Dataset items:
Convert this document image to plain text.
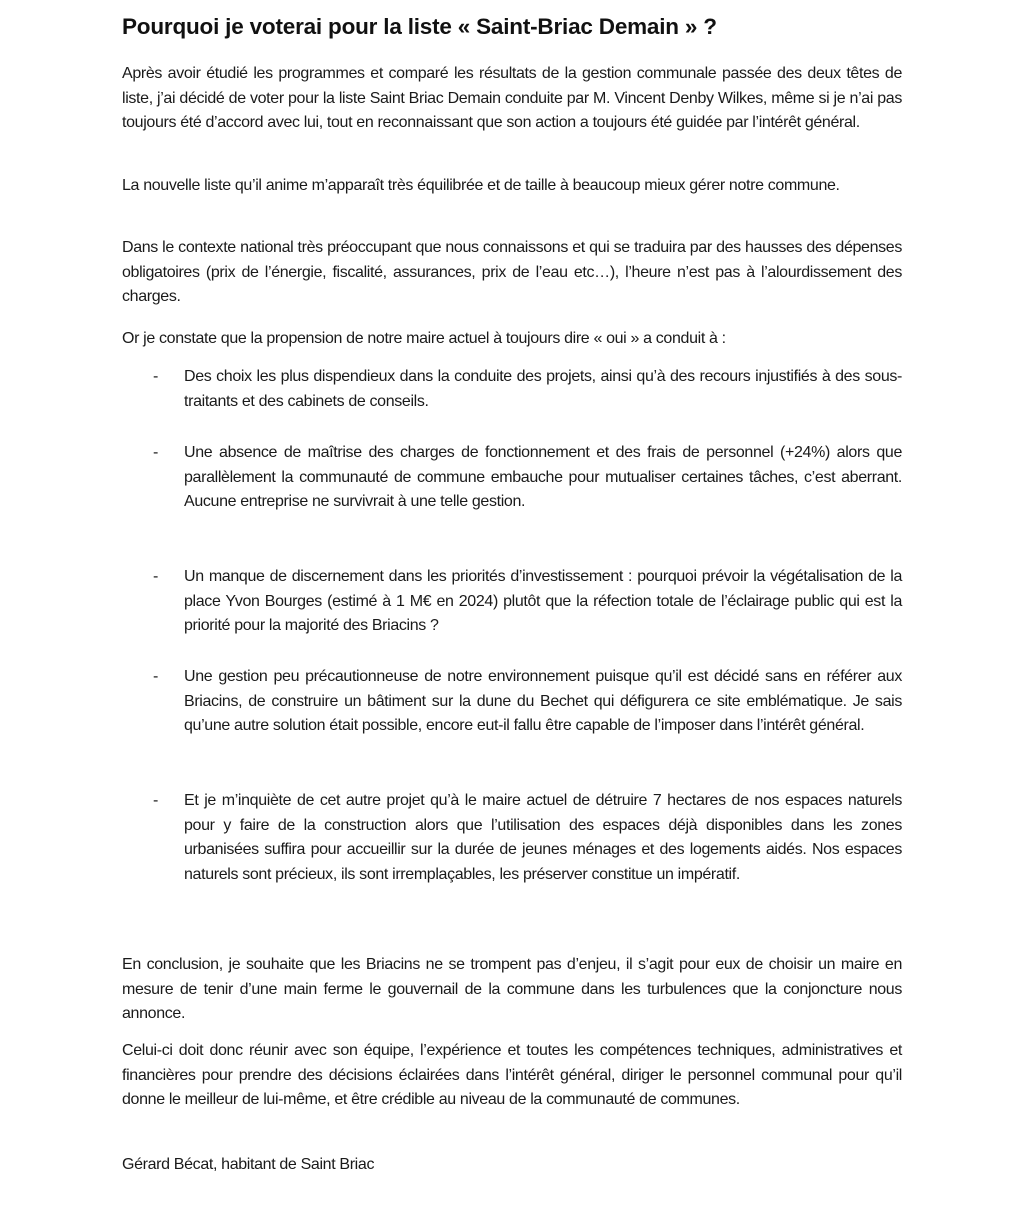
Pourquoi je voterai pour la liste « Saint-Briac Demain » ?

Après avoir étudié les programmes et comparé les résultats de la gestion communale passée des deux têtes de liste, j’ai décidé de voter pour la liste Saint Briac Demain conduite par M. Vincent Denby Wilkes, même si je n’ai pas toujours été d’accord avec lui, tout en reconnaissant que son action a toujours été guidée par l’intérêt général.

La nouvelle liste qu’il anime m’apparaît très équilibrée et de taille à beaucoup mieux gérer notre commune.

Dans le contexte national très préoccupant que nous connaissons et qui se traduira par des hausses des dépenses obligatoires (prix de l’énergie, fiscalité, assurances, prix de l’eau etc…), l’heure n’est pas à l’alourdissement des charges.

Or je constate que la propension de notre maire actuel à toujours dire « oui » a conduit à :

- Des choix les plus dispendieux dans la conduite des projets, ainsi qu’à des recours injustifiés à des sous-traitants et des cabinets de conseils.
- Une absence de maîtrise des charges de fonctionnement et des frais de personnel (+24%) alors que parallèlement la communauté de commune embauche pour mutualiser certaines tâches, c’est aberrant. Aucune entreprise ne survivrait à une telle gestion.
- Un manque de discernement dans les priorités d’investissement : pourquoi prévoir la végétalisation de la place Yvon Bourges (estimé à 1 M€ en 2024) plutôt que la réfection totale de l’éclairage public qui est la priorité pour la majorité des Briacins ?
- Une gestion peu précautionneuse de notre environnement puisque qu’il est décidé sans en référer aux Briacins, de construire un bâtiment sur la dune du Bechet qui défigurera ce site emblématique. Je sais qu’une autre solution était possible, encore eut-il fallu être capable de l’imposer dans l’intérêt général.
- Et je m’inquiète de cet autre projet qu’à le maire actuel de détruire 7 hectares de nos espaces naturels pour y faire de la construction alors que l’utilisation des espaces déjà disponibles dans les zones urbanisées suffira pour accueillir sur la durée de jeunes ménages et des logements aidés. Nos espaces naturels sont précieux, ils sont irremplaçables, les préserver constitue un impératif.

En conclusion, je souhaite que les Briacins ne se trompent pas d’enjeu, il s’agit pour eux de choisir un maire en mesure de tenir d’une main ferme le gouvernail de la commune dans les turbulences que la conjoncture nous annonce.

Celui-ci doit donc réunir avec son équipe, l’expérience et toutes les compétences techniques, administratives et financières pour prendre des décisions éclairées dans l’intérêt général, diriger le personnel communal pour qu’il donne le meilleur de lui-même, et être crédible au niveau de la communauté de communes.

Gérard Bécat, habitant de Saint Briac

- _EXERCISE DIRECTIONS_:
Repeat the records above exactly, leaving out any pictures they contain.

- _SOLUTION TO THE EXERCISE_:
Convert this document image to plain text.
Pourquoi je voterai pour la liste « Saint-Briac Demain » ?

Après avoir étudié les programmes et comparé les résultats de la gestion communale passée des deux têtes de liste, j’ai décidé de voter pour la liste Saint Briac Demain conduite par M. Vincent Denby Wilkes, même si je n’ai pas toujours été d’accord avec lui, tout en reconnaissant que son action a toujours été guidée par l’intérêt général.

La nouvelle liste qu’il anime m’apparaît très équilibrée et de taille à beaucoup mieux gérer notre commune.

Dans le contexte national très préoccupant que nous connaissons et qui se traduira par des hausses des dépenses obligatoires (prix de l’énergie, fiscalité, assurances, prix de l’eau etc…), l’heure n’est pas à l’alourdissement des charges.

Or je constate que la propension de notre maire actuel à toujours dire « oui » a conduit à :

- Des choix les plus dispendieux dans la conduite des projets, ainsi qu’à des recours injustifiés à des sous-traitants et des cabinets de conseils.
- Une absence de maîtrise des charges de fonctionnement et des frais de personnel (+24%) alors que parallèlement la communauté de commune embauche pour mutualiser certaines tâches, c’est aberrant. Aucune entreprise ne survivrait à une telle gestion.
- Un manque de discernement dans les priorités d’investissement : pourquoi prévoir la végétalisation de la place Yvon Bourges (estimé à 1 M€ en 2024) plutôt que la réfection totale de l’éclairage public qui est la priorité pour la majorité des Briacins ?
- Une gestion peu précautionneuse de notre environnement puisque qu’il est décidé sans en référer aux Briacins, de construire un bâtiment sur la dune du Bechet qui défigurera ce site emblématique. Je sais qu’une autre solution était possible, encore eut-il fallu être capable de l’imposer dans l’intérêt général.
- Et je m’inquiète de cet autre projet qu’à le maire actuel de détruire 7 hectares de nos espaces naturels pour y faire de la construction alors que l’utilisation des espaces déjà disponibles dans les zones urbanisées suffira pour accueillir sur la durée de jeunes ménages et des logements aidés. Nos espaces naturels sont précieux, ils sont irremplaçables, les préserver constitue un impératif.

En conclusion, je souhaite que les Briacins ne se trompent pas d’enjeu, il s’agit pour eux de choisir un maire en mesure de tenir d’une main ferme le gouvernail de la commune dans les turbulences que la conjoncture nous annonce.

Celui-ci doit donc réunir avec son équipe, l’expérience et toutes les compétences techniques, administratives et financières pour prendre des décisions éclairées dans l’intérêt général, diriger le personnel communal pour qu’il donne le meilleur de lui-même, et être crédible au niveau de la communauté de communes.

Gérard Bécat, habitant de Saint Briac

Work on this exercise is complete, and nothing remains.